> [Exercise goal]
Return the data exactly, with all pictures removed.

> [Items]
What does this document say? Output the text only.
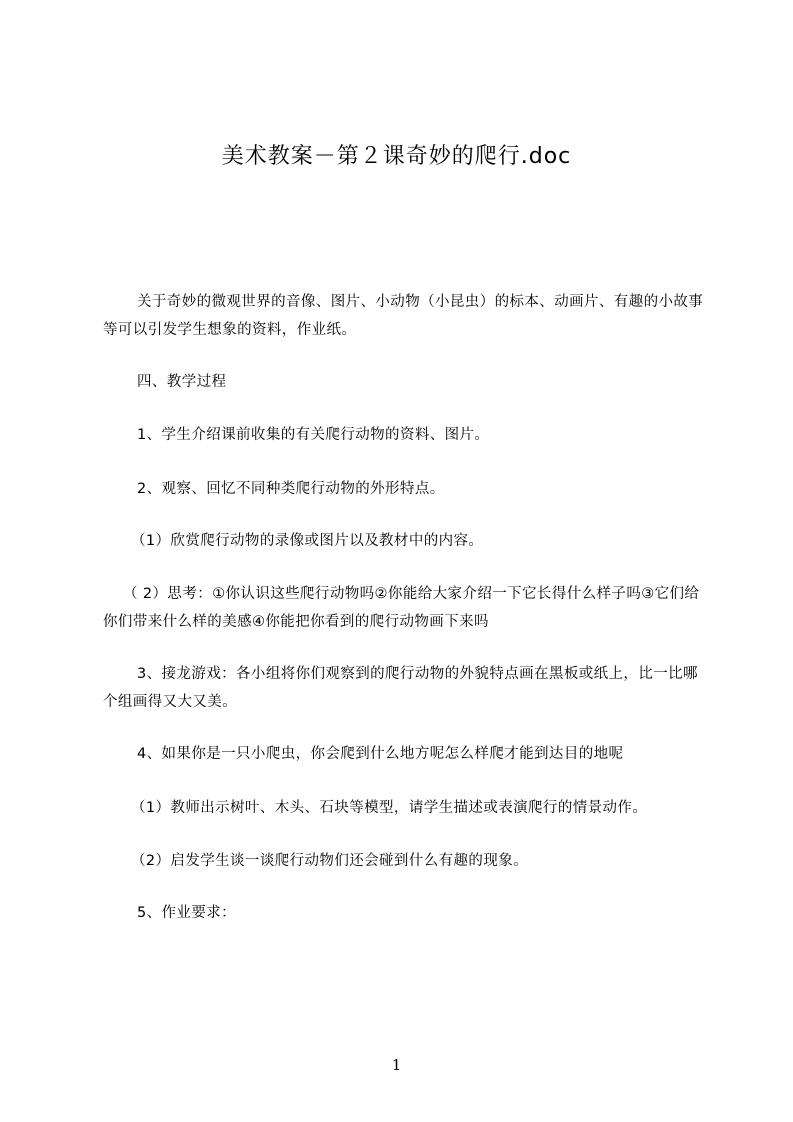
美术教案－第２课奇妙的爬行.doc

关于奇妙的微观世界的音像、图片、小动物（小昆虫）的标本、动画片、有趣的小故事等可以引发学生想象的资料，作业纸。

四、教学过程

1、学生介绍课前收集的有关爬行动物的资料、图片。

2、观察、回忆不同种类爬行动物的外形特点。

（1）欣赏爬行动物的录像或图片以及教材中的内容。

（ 2）思考：①你认识这些爬行动物吗②你能给大家介绍一下它长得什么样子吗③它们给你们带来什么样的美感④你能把你看到的爬行动物画下来吗

3、接龙游戏：各小组将你们观察到的爬行动物的外貌特点画在黑板或纸上，比一比哪个组画得又大又美。

4、如果你是一只小爬虫，你会爬到什么地方呢怎么样爬才能到达目的地呢

（1）教师出示树叶、木头、石块等模型，请学生描述或表演爬行的情景动作。

（2）启发学生谈一谈爬行动物们还会碰到什么有趣的现象。

5、作业要求：

1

> [Solution]
What does this document say? Output the text only.
美术教案－第２课奇妙的爬行.doc

关于奇妙的微观世界的音像、图片、小动物（小昆虫）的标本、动画片、有趣的小故事等可以引发学生想象的资料，作业纸。

四、教学过程

1、学生介绍课前收集的有关爬行动物的资料、图片。

2、观察、回忆不同种类爬行动物的外形特点。

（1）欣赏爬行动物的录像或图片以及教材中的内容。

（ 2）思考：①你认识这些爬行动物吗②你能给大家介绍一下它长得什么样子吗③它们给你们带来什么样的美感④你能把你看到的爬行动物画下来吗

3、接龙游戏：各小组将你们观察到的爬行动物的外貌特点画在黑板或纸上，比一比哪个组画得又大又美。

4、如果你是一只小爬虫，你会爬到什么地方呢怎么样爬才能到达目的地呢

（1）教师出示树叶、木头、石块等模型，请学生描述或表演爬行的情景动作。

（2）启发学生谈一谈爬行动物们还会碰到什么有趣的现象。

5、作业要求：

1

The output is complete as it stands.